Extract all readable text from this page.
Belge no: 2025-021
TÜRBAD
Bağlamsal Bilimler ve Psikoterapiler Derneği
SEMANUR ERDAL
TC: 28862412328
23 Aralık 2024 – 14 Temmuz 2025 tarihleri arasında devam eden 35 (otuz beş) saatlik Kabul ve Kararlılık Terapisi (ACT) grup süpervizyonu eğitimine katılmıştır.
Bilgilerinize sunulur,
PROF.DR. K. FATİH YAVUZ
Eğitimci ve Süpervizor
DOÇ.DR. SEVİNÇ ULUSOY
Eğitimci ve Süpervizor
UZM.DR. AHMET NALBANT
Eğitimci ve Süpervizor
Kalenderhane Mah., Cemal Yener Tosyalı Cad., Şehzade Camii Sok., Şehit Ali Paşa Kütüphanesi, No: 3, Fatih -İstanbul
------------------------------
**What the task asks:**
Give the listing above again, word for word.

**The output:**
Extract all readable text from this page.
Belge no: 2025-021
TÜRBAD
Bağlamsal Bilimler ve Psikoterapiler Derneği
SEMANUR ERDAL
TC: 28862412328
23 Aralık 2024 – 14 Temmuz 2025 tarihleri arasında devam eden 35 (otuz beş) saatlik Kabul ve Kararlılık Terapisi (ACT) grup süpervizyonu eğitimine katılmıştır.
Bilgilerinize sunulur,
PROF.DR. K. FATİH YAVUZ
Eğitimci ve Süpervizor
DOÇ.DR. SEVİNÇ ULUSOY
Eğitimci ve Süpervizor
UZM.DR. AHMET NALBANT
Eğitimci ve Süpervizor
Kalenderhane Mah., Cemal Yener Tosyalı Cad., Şehzade Camii Sok., Şehit Ali Paşa Kütüphanesi, No: 3, Fatih -İstanbul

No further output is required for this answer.